October 12th, 2013
I listened to a CD of the first Nirvana album in the car a few days ago. Mostly, I listened to “Smells Like Teen Spirit” repeatedly. The song isn’t particularly melodic, nor are the lyrics very coherent. However, it is a song full of the raw energy of youth, and it reminds me so much of Stefan.
Stefan is our youngest son. A few years ago, when he was fifteen, Stefan wanted to learn how to play guitar. We bought him an electric guitar, and later we bought him an acoustic one. When we purchased the acoustic model, I bought myself a bass. I wanted to play music with Stefan, but I didn’t want to compete with him. I suggested a couple songs that we could learn, but Stefan didn’t like any of them. So, I finally asked him what he wanted to play.
This brings us back to “Smells Like Teen Spirit”. I’m not exactly sure why that song appealed to Stefan. It was already old when he first heard it. Perhaps he just wanted to start with a classic. The structure of the song is simple to the point of crudeness, and that makes it remarkably easy to learn. The bass part certainly is very straight forward. “Smells Like Teen Spirit” is like a musical infection. Once the tune is in your head, it is difficult to let it go again. The song requires more passion than skill, and it encourages the guitarist to be fast and loud. In short, it is a perfect song for an adolescent, and for his father.
Stefan and I played music together for a while. We tried “Come as You are” and “Purple Haze”. Then other things attracted Stefan’s attention, like girls and cars. His guitar gathered dust, and I played the bass on my own in a halfhearted manner. I wanted to play with him, but I wasn’t going to force it. Eventually, the time would come.

----

- [WORK INSTRUCTION 1]:
In the post about playing music with Stefan, why did the writer buy a bass instead of a guitar? Answer in one to three sentences.
- [WORK INSTRUCTION 2]:
Continue the post about playing music with Stefan from its last sentence.
The items that come next have no connection to the text.

----

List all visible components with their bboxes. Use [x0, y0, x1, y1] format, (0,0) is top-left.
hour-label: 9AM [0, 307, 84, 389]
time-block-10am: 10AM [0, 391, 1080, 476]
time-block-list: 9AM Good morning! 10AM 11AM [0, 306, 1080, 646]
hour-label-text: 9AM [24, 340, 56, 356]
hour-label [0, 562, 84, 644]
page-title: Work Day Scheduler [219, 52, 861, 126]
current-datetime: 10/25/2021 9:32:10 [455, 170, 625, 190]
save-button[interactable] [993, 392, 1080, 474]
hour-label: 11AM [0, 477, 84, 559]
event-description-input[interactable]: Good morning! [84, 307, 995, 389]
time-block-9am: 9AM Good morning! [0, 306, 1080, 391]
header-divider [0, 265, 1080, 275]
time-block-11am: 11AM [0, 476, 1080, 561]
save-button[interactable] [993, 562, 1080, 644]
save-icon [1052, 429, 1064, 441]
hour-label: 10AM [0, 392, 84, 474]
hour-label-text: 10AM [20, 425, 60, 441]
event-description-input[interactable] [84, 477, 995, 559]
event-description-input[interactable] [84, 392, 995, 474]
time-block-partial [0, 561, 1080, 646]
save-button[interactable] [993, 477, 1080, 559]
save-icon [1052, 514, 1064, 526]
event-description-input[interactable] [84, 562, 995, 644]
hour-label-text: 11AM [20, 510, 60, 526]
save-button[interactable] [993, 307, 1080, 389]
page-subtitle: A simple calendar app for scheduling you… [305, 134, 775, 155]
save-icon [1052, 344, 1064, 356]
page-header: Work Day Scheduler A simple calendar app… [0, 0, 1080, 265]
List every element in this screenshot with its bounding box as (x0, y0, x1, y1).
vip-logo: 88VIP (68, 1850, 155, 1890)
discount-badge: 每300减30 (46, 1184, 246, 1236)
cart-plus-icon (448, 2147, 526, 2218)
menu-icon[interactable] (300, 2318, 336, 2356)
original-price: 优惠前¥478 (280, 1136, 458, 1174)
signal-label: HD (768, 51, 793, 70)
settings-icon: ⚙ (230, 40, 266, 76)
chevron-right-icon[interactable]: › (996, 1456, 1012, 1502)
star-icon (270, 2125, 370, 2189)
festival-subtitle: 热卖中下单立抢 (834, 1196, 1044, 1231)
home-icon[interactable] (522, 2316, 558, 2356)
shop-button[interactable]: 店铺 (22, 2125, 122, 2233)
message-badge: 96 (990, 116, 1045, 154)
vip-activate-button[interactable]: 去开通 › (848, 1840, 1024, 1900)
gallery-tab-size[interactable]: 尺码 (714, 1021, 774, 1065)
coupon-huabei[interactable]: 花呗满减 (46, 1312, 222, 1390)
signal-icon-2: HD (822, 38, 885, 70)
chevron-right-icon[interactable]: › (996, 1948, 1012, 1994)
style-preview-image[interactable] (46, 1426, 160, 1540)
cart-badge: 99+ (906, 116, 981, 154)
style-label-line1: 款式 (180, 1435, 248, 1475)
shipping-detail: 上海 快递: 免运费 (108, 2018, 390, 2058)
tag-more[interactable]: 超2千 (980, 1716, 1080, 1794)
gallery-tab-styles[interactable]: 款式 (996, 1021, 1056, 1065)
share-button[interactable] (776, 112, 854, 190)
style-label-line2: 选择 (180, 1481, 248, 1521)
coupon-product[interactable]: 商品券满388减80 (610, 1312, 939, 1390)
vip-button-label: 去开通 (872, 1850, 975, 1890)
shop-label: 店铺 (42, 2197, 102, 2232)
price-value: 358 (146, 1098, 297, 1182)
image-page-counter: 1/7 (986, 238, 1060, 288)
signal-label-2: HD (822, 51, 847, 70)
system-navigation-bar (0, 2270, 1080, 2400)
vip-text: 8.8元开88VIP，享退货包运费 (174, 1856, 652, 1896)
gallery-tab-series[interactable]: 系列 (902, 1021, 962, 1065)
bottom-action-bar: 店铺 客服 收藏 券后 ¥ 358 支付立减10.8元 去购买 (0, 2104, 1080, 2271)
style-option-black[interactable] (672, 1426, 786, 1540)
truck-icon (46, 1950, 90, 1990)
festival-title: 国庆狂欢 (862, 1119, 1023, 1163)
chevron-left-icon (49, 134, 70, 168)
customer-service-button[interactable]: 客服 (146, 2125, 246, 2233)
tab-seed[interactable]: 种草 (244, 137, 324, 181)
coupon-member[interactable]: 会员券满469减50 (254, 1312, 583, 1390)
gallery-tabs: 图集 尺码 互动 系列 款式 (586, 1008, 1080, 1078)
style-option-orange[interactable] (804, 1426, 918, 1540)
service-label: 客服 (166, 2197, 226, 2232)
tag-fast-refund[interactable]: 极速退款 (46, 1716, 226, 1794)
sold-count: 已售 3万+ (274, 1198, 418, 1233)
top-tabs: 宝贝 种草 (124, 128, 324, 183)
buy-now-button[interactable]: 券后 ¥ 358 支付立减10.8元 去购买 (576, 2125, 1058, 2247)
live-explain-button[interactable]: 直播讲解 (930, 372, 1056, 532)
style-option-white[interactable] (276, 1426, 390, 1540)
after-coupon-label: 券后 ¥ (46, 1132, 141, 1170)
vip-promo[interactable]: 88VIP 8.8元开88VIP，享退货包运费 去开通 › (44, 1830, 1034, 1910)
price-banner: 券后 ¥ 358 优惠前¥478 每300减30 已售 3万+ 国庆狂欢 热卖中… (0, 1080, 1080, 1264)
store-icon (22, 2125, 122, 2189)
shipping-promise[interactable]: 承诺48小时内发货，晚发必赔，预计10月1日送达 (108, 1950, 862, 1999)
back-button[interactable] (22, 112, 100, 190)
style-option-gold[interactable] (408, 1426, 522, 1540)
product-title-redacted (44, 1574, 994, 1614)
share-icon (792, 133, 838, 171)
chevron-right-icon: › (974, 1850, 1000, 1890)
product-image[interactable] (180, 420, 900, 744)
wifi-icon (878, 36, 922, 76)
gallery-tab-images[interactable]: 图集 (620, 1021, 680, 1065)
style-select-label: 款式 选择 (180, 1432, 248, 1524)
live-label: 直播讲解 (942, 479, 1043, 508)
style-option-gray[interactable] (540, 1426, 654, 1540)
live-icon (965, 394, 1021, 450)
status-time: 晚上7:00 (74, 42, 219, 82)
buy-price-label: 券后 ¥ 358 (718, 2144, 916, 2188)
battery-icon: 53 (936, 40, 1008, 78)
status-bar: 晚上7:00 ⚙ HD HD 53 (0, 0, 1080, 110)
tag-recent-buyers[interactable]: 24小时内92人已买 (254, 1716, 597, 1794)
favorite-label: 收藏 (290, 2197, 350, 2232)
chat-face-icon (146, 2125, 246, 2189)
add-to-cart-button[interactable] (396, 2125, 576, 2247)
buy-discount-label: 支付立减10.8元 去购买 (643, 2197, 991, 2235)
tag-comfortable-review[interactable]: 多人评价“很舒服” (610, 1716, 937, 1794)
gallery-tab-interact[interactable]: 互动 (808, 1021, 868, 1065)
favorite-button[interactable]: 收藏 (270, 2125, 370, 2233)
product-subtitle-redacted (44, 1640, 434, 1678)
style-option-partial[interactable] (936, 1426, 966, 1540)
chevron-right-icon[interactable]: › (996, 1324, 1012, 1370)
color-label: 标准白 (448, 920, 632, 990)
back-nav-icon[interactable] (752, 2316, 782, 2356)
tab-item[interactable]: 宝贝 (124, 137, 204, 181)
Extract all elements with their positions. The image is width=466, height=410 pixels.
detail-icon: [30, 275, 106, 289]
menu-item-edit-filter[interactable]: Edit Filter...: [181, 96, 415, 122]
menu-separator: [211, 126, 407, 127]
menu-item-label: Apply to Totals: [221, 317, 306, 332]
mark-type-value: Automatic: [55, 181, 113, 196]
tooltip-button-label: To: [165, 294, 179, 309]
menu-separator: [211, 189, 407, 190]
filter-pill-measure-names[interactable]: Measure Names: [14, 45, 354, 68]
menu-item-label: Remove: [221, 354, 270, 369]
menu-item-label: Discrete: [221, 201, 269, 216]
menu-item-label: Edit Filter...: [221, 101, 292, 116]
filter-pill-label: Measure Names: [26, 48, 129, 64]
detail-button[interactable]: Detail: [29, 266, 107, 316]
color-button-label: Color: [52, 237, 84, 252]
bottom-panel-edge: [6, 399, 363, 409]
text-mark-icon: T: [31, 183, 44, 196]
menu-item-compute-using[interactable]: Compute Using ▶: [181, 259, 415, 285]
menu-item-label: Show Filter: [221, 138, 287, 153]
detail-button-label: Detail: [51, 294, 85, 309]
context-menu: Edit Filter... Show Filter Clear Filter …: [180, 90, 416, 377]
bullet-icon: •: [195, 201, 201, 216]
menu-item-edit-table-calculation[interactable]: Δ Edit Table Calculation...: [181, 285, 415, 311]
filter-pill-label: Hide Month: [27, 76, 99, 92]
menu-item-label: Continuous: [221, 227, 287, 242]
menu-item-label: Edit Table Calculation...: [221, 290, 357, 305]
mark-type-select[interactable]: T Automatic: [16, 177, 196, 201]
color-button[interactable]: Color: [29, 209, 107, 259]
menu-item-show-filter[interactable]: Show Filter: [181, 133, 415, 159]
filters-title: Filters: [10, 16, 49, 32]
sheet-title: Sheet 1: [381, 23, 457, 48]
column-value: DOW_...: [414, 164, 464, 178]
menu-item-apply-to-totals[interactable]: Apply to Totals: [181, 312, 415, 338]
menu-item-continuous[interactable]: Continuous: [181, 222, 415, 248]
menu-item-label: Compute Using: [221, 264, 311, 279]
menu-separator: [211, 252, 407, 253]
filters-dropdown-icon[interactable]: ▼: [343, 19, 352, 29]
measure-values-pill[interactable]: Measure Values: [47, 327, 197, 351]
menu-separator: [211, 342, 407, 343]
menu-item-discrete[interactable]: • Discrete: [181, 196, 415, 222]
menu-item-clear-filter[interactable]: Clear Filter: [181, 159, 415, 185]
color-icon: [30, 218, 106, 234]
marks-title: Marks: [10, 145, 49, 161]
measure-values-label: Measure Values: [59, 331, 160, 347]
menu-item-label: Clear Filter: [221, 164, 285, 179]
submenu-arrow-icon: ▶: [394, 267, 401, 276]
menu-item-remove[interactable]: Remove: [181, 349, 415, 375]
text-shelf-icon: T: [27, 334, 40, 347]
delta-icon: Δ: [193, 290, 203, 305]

----

- [EXERCISE RESULT 1]:
The writer bought a bass in order to play music with Stefan without competing with him. Stefan was already playing guitar.

- [EXERCISE RESULT 2]:
This spring Stefan landed a job down in Texas. He found out that he had the job on a Thursday and he planned on being in the Lone Star State within three days. I told Stefan that, before he left, I wanted to play guitar with him. I told him that I wanted to go to my friend’s house where we could record a couple songs. Randy, my guitarist buddy, has his basement set up for recording music. Stefan agreed to play with me, and we spent an hour fitfully trying to make something listenable. Randy grabbed his guitar and played along with us. The hour was both frustrating and funny.
Stefan moved away. A few months later, Randy gave me a CD of the recording he had made of our jam session. It was about thirty minutes long. I was hesitant to listen to it at first, because I thought it might be pretty bad. It wasn’t.
The recording sounded like three guys at an impromptu rehearsal. It was raw and messy. There were a lot of false starts, and swearing, and dissonance. There was also laughter, and sounds that magically harmonized. We did a version of “Hey Joe” that would have made Jimi Hendrix cringe, but it was alive and fresh and earnest.
We played a Stefan composition at the end of the jam. That song went on for a solid ten minutes. The bass part consisted of four notes played entirely on the E string, and it was repeated endlessly. Stefan and Randy improvised their parts. One of them would play along with me, and the other would let his imagination run wild. Randy’s guitar had a clanging sound to it, and Stefan’s guitar sounded warm and tangy. Stefan’s guitar reminds me of barbecue. If barbecued ribs were music, they would sound like Stefan playing his guitar.
I have never regretted playing the bass line, or maybe I should say “base line”. It was redundant and boring at times, but I was able to provide stability to the melodies of Randy and Stefan. No matter where they roamed, they could come back to the rhythm section. Sometimes, I was on my own, and sometimes they were right there with me. It was beautiful.
A father should play bass. A father can provide a platform for the musical flight of his children. The lower notes and the rhythm are reassuring. They sound like home.